[Exercise goal]:
Your task is to reproduce the entries below word for word.

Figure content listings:
* BEGIN *

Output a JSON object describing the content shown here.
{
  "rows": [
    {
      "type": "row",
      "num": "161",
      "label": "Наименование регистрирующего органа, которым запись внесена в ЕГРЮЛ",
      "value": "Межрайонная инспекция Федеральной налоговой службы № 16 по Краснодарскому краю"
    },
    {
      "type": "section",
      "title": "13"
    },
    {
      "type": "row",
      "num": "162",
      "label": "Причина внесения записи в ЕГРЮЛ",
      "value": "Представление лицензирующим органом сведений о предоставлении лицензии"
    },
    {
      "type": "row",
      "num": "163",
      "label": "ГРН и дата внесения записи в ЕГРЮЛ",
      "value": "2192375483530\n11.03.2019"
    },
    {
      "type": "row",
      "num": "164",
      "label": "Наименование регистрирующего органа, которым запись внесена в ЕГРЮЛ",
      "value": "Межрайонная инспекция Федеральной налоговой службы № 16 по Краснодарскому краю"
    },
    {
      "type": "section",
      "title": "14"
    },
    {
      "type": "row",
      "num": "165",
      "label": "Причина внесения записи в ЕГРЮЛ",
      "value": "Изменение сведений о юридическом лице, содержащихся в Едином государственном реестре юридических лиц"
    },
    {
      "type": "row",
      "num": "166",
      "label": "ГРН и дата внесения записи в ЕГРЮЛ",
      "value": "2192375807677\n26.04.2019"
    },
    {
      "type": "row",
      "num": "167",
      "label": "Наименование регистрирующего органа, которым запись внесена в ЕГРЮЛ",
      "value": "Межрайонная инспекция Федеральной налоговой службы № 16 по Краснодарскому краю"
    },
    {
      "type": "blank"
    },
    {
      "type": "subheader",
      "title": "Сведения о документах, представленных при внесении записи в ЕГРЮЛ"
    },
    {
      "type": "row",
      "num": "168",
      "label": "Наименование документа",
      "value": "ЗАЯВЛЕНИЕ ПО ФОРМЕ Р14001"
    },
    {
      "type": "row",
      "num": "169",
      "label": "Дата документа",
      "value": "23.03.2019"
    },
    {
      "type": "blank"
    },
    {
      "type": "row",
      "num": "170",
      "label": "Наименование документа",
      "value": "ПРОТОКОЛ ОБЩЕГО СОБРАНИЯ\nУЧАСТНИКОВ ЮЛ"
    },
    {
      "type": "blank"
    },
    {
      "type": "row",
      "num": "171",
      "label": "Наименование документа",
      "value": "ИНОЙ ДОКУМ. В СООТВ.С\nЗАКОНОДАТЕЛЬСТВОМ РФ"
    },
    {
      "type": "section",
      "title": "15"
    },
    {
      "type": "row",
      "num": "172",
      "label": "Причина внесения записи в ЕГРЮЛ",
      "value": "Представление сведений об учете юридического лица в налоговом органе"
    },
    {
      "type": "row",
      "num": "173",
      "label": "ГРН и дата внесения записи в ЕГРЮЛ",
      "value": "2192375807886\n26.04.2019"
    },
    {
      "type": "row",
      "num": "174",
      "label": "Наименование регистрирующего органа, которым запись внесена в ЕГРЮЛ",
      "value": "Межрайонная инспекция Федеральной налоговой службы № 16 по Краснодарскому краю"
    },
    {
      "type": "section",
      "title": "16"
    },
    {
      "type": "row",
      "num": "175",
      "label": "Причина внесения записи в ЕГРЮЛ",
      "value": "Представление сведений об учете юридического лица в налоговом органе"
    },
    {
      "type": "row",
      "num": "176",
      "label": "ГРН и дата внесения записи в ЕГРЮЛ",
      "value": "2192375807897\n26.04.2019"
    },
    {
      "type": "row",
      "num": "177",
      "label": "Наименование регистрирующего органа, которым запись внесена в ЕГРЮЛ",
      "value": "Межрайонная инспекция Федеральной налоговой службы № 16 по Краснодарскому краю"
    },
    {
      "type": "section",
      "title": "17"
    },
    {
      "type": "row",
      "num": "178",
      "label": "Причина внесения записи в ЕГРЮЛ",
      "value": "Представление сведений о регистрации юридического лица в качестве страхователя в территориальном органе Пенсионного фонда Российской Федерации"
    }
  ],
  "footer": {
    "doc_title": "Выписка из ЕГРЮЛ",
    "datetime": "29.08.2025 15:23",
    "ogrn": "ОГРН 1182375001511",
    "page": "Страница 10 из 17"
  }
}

* END *

[In response]:
Output a JSON object describing the content shown here.
{
  "rows": [
    {
      "type": "row",
      "num": "161",
      "label": "Наименование регистрирующего органа, которым запись внесена в ЕГРЮЛ",
      "value": "Межрайонная инспекция Федеральной налоговой службы № 16 по Краснодарскому краю"
    },
    {
      "type": "section",
      "title": "13"
    },
    {
      "type": "row",
      "num": "162",
      "label": "Причина внесения записи в ЕГРЮЛ",
      "value": "Представление лицензирующим органом сведений о предоставлении лицензии"
    },
    {
      "type": "row",
      "num": "163",
      "label": "ГРН и дата внесения записи в ЕГРЮЛ",
      "value": "2192375483530\n11.03.2019"
    },
    {
      "type": "row",
      "num": "164",
      "label": "Наименование регистрирующего органа, которым запись внесена в ЕГРЮЛ",
      "value": "Межрайонная инспекция Федеральной налоговой службы № 16 по Краснодарскому краю"
    },
    {
      "type": "section",
      "title": "14"
    },
    {
      "type": "row",
      "num": "165",
      "label": "Причина внесения записи в ЕГРЮЛ",
      "value": "Изменение сведений о юридическом лице, содержащихся в Едином государственном реестре юридических лиц"
    },
    {
      "type": "row",
      "num": "166",
      "label": "ГРН и дата внесения записи в ЕГРЮЛ",
      "value": "2192375807677\n26.04.2019"
    },
    {
      "type": "row",
      "num": "167",
      "label": "Наименование регистрирующего органа, которым запись внесена в ЕГРЮЛ",
      "value": "Межрайонная инспекция Федеральной налоговой службы № 16 по Краснодарскому краю"
    },
    {
      "type": "blank"
    },
    {
      "type": "subheader",
      "title": "Сведения о документах, представленных при внесении записи в ЕГРЮЛ"
    },
    {
      "type": "row",
      "num": "168",
      "label": "Наименование документа",
      "value": "ЗАЯВЛЕНИЕ ПО ФОРМЕ Р14001"
    },
    {
      "type": "row",
      "num": "169",
      "label": "Дата документа",
      "value": "23.03.2019"
    },
    {
      "type": "blank"
    },
    {
      "type": "row",
      "num": "170",
      "label": "Наименование документа",
      "value": "ПРОТОКОЛ ОБЩЕГО СОБРАНИЯ\nУЧАСТНИКОВ ЮЛ"
    },
    {
      "type": "blank"
    },
    {
      "type": "row",
      "num": "171",
      "label": "Наименование документа",
      "value": "ИНОЙ ДОКУМ. В СООТВ.С\nЗАКОНОДАТЕЛЬСТВОМ РФ"
    },
    {
      "type": "section",
      "title": "15"
    },
    {
      "type": "row",
      "num": "172",
      "label": "Причина внесения записи в ЕГРЮЛ",
      "value": "Представление сведений об учете юридического лица в налоговом органе"
    },
    {
      "type": "row",
      "num": "173",
      "label": "ГРН и дата внесения записи в ЕГРЮЛ",
      "value": "2192375807886\n26.04.2019"
    },
    {
      "type": "row",
      "num": "174",
      "label": "Наименование регистрирующего органа, которым запись внесена в ЕГРЮЛ",
      "value": "Межрайонная инспекция Федеральной налоговой службы № 16 по Краснодарскому краю"
    },
    {
      "type": "section",
      "title": "16"
    },
    {
      "type": "row",
      "num": "175",
      "label": "Причина внесения записи в ЕГРЮЛ",
      "value": "Представление сведений об учете юридического лица в налоговом органе"
    },
    {
      "type": "row",
      "num": "176",
      "label": "ГРН и дата внесения записи в ЕГРЮЛ",
      "value": "2192375807897\n26.04.2019"
    },
    {
      "type": "row",
      "num": "177",
      "label": "Наименование регистрирующего органа, которым запись внесена в ЕГРЮЛ",
      "value": "Межрайонная инспекция Федеральной налоговой службы № 16 по Краснодарскому краю"
    },
    {
      "type": "section",
      "title": "17"
    },
    {
      "type": "row",
      "num": "178",
      "label": "Причина внесения записи в ЕГРЮЛ",
      "value": "Представление сведений о регистрации юридического лица в качестве страхователя в территориальном органе Пенсионного фонда Российской Федерации"
    }
  ],
  "footer": {
    "doc_title": "Выписка из ЕГРЮЛ",
    "datetime": "29.08.2025 15:23",
    "ogrn": "ОГРН 1182375001511",
    "page": "Страница 10 из 17"
  }
}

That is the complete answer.